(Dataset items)

◆ ◆ ◆ ◆ ◆ ◆ ◆

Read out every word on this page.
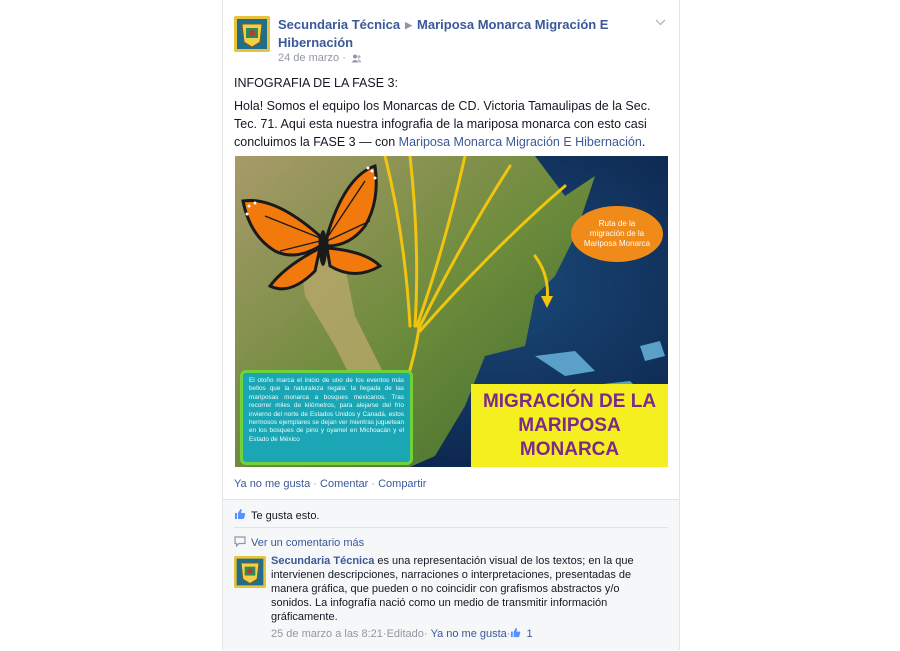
Secundaria Técnica ▶ Mariposa Monarca Migración E Hibernación
24 de marzo ·
INFOGRAFIA DE LA FASE 3:
Hola! Somos el equipo los Monarcas de CD. Victoria Tamaulipas de la Sec. Tec. 71. Aqui esta nuestra infografia de la mariposa monarca con esto casi concluimos la FASE 3 — con Mariposa Monarca Migración E Hibernación.
Ruta de la migración de la Mariposa Monarca
El otoño marca el inicio de uno de los eventos más bellos que la naturaleza regala: la llegada de las mariposas monarca a bosques mexicanos. Tras recorrer miles de kilómetros, para alejarse del frío invierno del norte de Estados Unidos y Canadá, estos hermosos ejemplares se dejan ver mientras juguetean en los bosques de pino y oyamel en Michoacán y el Estado de México
MIGRACIÓN DE LA MARIPOSA MONARCA
Ya no me gusta · Comentar · Compartir
Te gusta esto.
Ver un comentario más
Secundaria Técnica es una representación visual de los textos; en la que intervienen descripciones, narraciones o interpretaciones, presentadas de manera gráfica, que pueden o no coincidir con grafismos abstractos y/o sonidos. La infografía nació como un medio de transmitir información gráficamente.
25 de marzo a las 8:21 · Editado · Ya no me gusta · 1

◆ ◆ ◆ ◆ ◆ ◆ ◆

Pick out each line that holds the string "Hibernación".

Secundaria Técnica ▶ Mariposa Monarca Migración E Hibernación
Hola! Somos el equipo los Monarcas de CD. Victoria Tamaulipas de la Sec. Tec. 71. Aqui esta nuestra infografia de la mariposa monarca con esto casi concluimos la FASE 3 — con Mariposa Monarca Migración E Hibernación.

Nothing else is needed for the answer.